Whenever a line below holds the word "Clarity", copy that line.

→ **DATASET ROWS**:
--- BEGIN ---

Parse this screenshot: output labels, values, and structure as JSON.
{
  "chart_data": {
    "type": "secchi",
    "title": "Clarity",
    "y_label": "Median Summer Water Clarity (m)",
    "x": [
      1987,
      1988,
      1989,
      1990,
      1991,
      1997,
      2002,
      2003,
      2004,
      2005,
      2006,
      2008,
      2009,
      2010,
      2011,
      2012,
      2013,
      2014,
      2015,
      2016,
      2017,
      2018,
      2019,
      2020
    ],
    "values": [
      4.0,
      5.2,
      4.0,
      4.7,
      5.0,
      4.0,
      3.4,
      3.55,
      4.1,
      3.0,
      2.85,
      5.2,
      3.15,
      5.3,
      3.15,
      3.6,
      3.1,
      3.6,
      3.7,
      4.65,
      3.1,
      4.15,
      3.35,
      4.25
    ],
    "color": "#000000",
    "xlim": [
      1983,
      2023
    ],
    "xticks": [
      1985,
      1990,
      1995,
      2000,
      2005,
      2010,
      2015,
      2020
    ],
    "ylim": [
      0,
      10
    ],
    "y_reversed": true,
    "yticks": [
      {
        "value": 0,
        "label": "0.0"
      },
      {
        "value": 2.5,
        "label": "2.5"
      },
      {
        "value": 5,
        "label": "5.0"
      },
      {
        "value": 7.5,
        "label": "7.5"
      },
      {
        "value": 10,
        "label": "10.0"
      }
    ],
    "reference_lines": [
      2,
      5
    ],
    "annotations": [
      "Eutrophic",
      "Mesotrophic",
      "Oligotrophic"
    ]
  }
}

--- END ---

→ **PROBLEM SOLUTION**:
    "title": "Clarity",
    "y_label": "Median Summer Water Clarity (m)",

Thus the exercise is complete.